● GOAL OF THE EXERCISE: Tally the lines below that contain the word "Metrics", and give only that number.

● DATA TO PROCESS:
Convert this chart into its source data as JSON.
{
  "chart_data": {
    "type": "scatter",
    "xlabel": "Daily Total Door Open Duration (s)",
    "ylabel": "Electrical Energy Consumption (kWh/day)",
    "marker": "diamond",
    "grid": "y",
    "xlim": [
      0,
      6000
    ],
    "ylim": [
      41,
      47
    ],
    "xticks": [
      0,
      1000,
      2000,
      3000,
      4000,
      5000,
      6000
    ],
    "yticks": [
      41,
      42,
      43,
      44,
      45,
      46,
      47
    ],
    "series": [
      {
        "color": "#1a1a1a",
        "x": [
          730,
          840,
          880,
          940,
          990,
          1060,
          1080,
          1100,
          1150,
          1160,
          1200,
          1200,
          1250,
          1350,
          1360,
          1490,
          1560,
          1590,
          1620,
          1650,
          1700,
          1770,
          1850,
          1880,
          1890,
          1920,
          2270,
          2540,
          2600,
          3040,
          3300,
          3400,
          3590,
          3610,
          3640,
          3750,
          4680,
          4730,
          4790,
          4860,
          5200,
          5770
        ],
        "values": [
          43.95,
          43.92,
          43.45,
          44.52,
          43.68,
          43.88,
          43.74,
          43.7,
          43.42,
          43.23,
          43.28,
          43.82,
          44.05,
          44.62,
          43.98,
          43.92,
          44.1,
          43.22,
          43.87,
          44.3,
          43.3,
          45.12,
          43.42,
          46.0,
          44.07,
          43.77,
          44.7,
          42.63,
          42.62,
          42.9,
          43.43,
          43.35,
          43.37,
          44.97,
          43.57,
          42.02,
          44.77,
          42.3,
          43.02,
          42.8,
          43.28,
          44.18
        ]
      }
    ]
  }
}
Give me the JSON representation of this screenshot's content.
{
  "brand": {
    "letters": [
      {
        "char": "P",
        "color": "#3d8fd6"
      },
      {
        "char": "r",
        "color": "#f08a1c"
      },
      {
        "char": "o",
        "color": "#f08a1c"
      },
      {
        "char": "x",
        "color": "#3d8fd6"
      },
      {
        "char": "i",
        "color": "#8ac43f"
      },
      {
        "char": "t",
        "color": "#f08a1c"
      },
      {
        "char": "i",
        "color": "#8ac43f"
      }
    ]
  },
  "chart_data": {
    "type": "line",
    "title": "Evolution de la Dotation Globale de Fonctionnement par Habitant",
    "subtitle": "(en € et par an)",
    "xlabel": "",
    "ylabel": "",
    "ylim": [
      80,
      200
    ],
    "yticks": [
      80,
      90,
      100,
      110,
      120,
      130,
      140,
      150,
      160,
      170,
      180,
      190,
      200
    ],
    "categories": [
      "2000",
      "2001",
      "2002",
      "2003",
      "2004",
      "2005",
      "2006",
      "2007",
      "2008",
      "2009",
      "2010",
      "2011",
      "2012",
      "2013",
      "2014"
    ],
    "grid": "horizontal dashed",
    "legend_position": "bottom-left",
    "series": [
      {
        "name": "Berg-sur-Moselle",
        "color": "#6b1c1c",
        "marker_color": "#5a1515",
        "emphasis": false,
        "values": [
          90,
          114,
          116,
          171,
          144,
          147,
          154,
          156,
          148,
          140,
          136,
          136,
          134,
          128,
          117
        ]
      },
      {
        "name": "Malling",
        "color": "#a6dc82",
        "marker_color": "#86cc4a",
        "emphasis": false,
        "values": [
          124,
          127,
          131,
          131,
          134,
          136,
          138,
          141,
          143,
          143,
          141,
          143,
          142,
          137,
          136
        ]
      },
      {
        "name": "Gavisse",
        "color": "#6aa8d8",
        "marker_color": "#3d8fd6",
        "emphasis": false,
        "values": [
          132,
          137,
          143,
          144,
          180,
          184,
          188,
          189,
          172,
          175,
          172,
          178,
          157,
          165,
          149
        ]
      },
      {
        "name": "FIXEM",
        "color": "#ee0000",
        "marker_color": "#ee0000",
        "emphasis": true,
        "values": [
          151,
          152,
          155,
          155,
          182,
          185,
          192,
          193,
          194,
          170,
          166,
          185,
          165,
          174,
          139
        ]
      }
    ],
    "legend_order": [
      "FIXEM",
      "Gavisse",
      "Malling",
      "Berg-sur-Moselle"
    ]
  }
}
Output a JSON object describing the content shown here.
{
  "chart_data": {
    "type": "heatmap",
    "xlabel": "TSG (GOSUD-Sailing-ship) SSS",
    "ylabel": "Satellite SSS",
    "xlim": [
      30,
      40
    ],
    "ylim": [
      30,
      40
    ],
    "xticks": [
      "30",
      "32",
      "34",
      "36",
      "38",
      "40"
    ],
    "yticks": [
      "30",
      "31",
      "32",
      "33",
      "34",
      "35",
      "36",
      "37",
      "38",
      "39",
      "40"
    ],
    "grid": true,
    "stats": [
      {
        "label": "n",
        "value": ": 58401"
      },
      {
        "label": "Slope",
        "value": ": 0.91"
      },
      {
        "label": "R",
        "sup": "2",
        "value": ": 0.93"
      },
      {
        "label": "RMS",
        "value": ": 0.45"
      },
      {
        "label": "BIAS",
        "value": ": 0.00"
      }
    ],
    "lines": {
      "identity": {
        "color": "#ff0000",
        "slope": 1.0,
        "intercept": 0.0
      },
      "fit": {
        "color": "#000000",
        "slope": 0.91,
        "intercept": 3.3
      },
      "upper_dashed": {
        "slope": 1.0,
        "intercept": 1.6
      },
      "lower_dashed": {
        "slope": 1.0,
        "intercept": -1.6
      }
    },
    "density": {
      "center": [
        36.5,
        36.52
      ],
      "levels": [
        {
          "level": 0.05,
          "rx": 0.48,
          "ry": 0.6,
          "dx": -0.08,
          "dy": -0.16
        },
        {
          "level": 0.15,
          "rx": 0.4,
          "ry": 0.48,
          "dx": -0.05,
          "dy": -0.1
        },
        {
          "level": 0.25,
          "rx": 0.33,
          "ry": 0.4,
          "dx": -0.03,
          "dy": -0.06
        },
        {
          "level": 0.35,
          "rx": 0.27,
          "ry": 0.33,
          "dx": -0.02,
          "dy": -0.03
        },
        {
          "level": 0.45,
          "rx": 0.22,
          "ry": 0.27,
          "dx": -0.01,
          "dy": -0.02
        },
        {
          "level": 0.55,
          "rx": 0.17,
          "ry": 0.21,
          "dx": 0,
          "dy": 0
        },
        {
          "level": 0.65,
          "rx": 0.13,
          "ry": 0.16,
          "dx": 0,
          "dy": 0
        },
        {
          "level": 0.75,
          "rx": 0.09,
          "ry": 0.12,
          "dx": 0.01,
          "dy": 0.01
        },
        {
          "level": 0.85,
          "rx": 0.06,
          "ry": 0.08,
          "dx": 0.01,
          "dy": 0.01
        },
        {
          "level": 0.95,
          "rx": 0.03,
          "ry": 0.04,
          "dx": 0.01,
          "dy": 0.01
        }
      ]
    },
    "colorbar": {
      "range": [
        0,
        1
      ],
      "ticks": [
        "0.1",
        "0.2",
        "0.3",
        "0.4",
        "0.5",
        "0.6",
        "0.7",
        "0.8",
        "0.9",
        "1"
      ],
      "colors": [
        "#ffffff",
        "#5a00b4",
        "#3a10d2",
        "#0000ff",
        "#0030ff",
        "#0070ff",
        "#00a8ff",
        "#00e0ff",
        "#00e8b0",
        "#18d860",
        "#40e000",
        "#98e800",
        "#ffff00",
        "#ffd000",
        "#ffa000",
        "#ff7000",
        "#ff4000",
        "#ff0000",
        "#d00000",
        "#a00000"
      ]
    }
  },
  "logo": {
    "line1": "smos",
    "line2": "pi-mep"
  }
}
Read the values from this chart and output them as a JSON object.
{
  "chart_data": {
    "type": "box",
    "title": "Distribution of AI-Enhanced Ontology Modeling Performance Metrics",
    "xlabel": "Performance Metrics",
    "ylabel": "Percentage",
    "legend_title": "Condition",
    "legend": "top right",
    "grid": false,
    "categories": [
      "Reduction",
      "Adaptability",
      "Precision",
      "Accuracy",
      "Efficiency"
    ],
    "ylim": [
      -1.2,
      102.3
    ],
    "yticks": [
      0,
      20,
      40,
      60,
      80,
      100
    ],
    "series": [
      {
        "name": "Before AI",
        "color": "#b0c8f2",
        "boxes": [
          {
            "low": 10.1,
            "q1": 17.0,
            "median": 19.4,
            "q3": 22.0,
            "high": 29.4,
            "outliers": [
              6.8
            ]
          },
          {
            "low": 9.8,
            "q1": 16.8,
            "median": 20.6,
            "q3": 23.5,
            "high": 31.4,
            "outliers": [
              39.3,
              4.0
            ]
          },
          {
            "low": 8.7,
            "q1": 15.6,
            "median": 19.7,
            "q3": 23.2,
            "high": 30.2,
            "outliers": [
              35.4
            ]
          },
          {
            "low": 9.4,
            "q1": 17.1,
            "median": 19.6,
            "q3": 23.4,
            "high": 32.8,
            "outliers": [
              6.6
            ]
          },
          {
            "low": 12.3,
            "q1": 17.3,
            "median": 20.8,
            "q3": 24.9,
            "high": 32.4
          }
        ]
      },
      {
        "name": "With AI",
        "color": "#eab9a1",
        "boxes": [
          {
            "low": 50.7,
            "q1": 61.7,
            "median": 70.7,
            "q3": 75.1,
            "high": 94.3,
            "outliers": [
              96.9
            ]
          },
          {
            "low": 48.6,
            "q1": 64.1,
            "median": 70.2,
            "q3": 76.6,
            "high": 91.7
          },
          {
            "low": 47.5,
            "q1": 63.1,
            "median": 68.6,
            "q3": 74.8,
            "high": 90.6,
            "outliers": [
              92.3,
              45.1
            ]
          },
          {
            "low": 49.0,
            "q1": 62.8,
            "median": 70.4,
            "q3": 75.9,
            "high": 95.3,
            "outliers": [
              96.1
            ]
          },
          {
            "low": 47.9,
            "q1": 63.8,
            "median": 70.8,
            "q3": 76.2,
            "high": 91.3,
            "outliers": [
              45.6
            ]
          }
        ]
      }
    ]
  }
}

● RESULT OF THE EXERCISE: 2